Give the data again, word for word.
+++
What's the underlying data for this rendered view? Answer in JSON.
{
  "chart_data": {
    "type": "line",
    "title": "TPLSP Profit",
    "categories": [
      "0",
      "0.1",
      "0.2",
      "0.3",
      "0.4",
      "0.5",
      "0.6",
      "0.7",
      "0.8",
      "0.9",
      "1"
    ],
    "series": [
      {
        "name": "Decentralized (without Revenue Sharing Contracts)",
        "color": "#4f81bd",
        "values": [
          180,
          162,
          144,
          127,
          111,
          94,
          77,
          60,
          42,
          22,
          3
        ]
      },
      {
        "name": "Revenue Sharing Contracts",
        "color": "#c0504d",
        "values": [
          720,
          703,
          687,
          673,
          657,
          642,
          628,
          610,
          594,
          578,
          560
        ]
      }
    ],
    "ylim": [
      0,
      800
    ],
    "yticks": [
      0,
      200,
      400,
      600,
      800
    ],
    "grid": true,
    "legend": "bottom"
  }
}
+++
Answer to the problem =
What's the underlying data for this rendered view? Answer in JSON.
{
  "chart_data": {
    "type": "line",
    "title": "TPLSP Profit",
    "categories": [
      "0",
      "0.1",
      "0.2",
      "0.3",
      "0.4",
      "0.5",
      "0.6",
      "0.7",
      "0.8",
      "0.9",
      "1"
    ],
    "series": [
      {
        "name": "Decentralized (without Revenue Sharing Contracts)",
        "color": "#4f81bd",
        "values": [
          180,
          162,
          144,
          127,
          111,
          94,
          77,
          60,
          42,
          22,
          3
        ]
      },
      {
        "name": "Revenue Sharing Contracts",
        "color": "#c0504d",
        "values": [
          720,
          703,
          687,
          673,
          657,
          642,
          628,
          610,
          594,
          578,
          560
        ]
      }
    ],
    "ylim": [
      0,
      800
    ],
    "yticks": [
      0,
      200,
      400,
      600,
      800
    ],
    "grid": true,
    "legend": "bottom"
  }
}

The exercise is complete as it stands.